-- Start of Records for the task --

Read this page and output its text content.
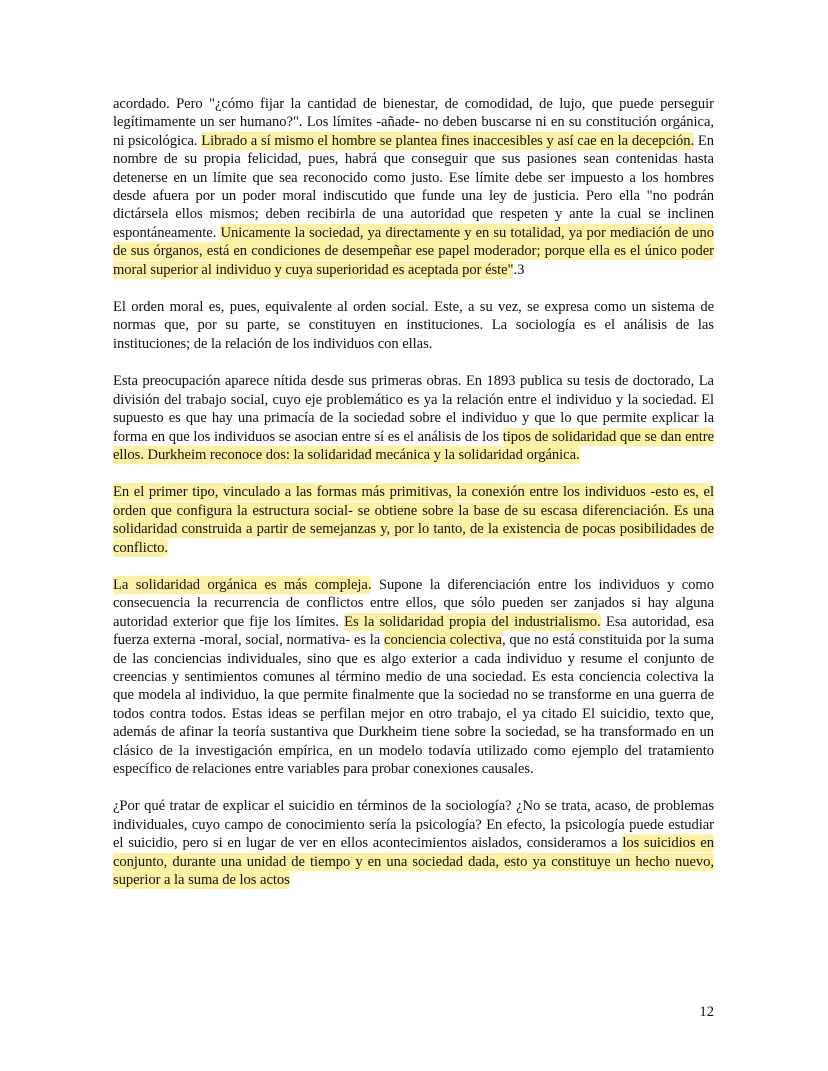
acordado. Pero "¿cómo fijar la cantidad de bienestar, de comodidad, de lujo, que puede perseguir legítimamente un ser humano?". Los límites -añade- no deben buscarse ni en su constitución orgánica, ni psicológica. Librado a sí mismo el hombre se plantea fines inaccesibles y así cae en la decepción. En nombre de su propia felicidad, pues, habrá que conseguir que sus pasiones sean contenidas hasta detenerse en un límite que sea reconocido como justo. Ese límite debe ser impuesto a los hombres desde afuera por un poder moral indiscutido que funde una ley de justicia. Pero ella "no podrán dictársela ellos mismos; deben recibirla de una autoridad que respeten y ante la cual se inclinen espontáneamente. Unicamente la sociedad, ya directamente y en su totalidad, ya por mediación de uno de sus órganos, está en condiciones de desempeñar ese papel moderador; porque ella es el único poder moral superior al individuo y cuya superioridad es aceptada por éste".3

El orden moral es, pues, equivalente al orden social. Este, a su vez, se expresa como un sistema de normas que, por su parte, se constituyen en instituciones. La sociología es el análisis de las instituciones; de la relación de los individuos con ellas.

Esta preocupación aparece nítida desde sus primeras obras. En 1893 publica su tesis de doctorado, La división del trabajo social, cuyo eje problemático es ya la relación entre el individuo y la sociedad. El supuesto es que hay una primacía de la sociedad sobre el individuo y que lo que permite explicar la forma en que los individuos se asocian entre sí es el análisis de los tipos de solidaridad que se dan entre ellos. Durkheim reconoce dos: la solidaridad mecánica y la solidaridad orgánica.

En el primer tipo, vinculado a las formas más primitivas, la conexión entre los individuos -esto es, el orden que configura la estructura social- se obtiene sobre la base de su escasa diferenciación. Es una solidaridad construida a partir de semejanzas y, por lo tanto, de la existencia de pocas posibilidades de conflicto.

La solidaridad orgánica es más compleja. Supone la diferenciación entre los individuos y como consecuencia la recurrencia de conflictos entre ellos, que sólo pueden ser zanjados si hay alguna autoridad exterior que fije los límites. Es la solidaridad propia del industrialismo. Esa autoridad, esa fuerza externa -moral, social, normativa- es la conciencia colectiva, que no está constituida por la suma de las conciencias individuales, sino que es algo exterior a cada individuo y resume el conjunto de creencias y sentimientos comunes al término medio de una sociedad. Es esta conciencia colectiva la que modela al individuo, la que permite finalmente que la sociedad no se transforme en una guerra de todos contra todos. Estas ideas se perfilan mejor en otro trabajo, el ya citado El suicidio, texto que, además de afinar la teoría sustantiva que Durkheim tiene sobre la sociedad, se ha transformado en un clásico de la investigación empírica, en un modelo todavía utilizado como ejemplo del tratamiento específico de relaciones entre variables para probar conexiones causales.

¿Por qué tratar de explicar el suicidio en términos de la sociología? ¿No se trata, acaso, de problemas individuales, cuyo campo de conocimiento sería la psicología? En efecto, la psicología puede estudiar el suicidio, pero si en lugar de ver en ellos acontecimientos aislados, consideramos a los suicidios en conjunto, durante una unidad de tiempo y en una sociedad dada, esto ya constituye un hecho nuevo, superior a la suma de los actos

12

-- End of Records for the task --
-- Start of Records for the task --

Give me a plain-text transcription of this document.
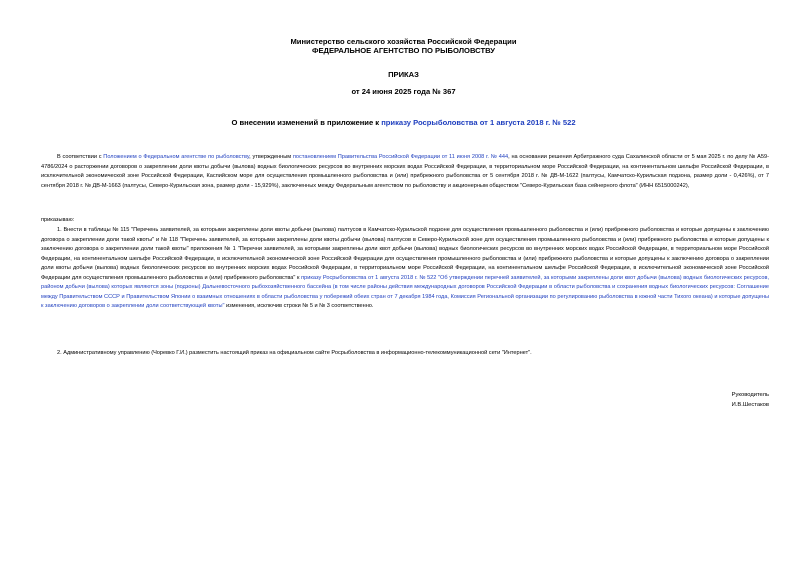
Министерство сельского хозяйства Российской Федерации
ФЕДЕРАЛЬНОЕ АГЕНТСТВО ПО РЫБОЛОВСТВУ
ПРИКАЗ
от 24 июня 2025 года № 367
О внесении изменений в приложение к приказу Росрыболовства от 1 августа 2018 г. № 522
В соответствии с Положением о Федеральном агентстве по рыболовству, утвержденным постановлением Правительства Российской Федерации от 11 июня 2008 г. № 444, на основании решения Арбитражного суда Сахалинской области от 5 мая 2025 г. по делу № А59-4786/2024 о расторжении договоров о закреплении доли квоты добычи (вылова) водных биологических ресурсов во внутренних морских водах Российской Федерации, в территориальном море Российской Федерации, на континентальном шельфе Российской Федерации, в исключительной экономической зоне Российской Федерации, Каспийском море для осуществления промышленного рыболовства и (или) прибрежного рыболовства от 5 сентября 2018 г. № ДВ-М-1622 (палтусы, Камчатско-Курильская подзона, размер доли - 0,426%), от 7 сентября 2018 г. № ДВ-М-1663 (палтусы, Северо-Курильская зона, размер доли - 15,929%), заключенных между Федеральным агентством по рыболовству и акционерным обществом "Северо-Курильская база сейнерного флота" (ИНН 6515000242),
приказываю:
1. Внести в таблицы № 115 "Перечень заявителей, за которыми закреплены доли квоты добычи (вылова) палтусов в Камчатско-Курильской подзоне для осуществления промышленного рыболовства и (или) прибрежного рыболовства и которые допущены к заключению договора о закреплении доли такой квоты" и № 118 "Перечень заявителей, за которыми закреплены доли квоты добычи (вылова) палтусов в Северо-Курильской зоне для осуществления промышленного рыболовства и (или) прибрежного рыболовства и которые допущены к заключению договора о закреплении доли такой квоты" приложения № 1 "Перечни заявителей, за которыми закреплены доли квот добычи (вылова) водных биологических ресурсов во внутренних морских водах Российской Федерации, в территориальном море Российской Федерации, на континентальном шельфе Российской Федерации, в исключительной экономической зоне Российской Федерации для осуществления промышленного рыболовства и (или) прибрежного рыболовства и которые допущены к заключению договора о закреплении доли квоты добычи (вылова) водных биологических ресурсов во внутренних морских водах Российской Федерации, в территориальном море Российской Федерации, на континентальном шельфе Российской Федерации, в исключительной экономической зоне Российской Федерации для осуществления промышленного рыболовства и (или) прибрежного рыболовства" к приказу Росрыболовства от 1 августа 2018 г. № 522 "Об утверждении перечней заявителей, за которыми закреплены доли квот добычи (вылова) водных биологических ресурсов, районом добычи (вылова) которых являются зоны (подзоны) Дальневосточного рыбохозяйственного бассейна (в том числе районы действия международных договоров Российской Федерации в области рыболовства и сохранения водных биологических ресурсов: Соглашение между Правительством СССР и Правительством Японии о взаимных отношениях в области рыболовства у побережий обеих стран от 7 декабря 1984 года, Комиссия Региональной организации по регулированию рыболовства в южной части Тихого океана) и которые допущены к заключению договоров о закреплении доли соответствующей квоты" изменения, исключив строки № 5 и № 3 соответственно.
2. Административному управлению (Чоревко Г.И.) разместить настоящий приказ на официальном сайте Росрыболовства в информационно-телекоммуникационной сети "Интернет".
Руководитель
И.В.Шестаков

-- End of Records for the task --
-- Start of Records for the task --

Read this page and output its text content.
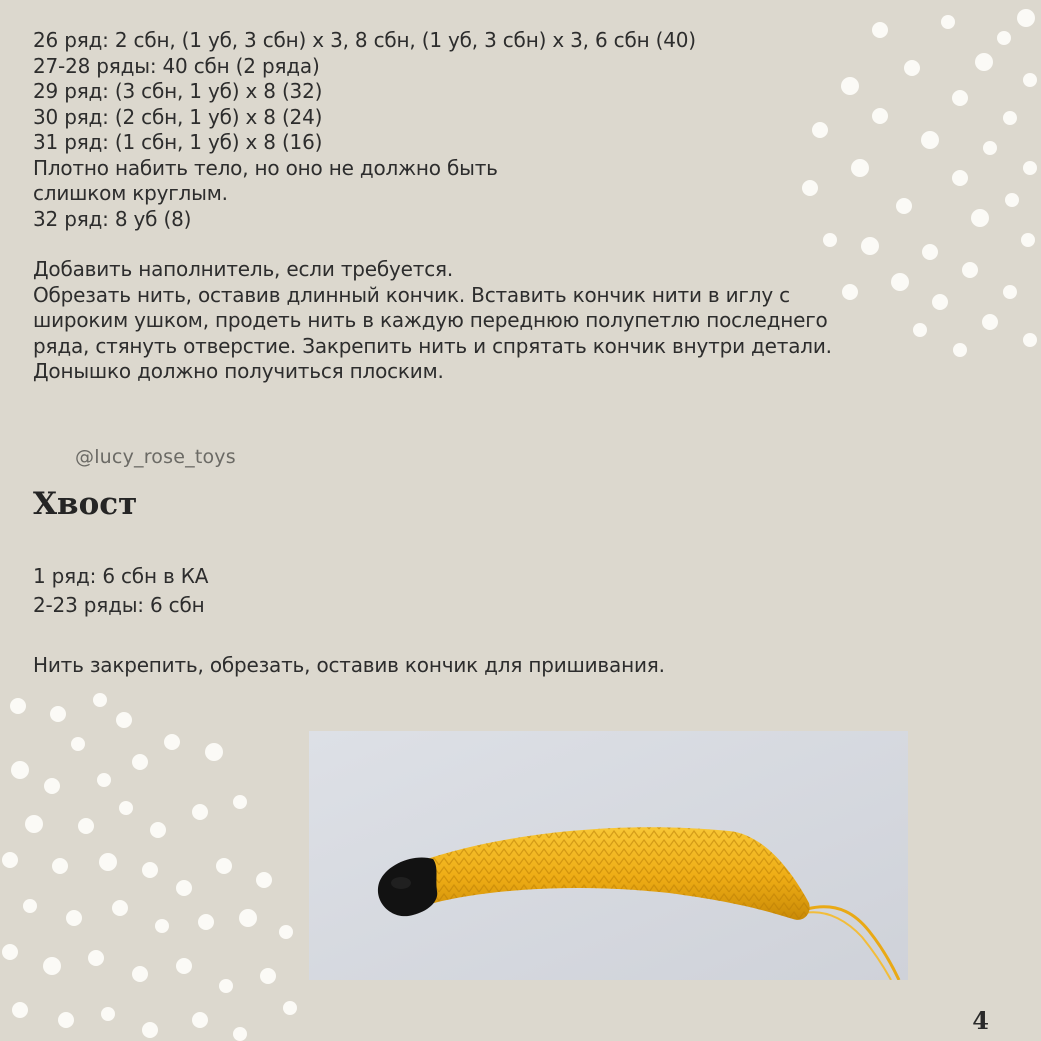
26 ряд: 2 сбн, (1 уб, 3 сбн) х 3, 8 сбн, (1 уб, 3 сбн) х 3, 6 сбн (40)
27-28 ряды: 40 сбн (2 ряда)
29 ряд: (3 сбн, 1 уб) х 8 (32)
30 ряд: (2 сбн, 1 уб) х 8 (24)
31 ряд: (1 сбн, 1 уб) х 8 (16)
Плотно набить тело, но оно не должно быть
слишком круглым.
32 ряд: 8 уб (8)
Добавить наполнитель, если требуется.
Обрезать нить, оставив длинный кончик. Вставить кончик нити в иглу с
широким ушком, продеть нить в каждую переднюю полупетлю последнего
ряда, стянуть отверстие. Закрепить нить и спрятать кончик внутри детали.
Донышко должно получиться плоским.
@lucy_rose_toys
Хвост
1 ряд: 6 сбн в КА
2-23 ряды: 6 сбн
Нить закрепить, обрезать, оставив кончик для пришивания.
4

-- End of Records for the task --

Exercise objective: Look through the entries above. Extract each line with the word "должно".

The reply:
Плотно набить тело, но оно не должно быть
Донышко должно получиться плоским.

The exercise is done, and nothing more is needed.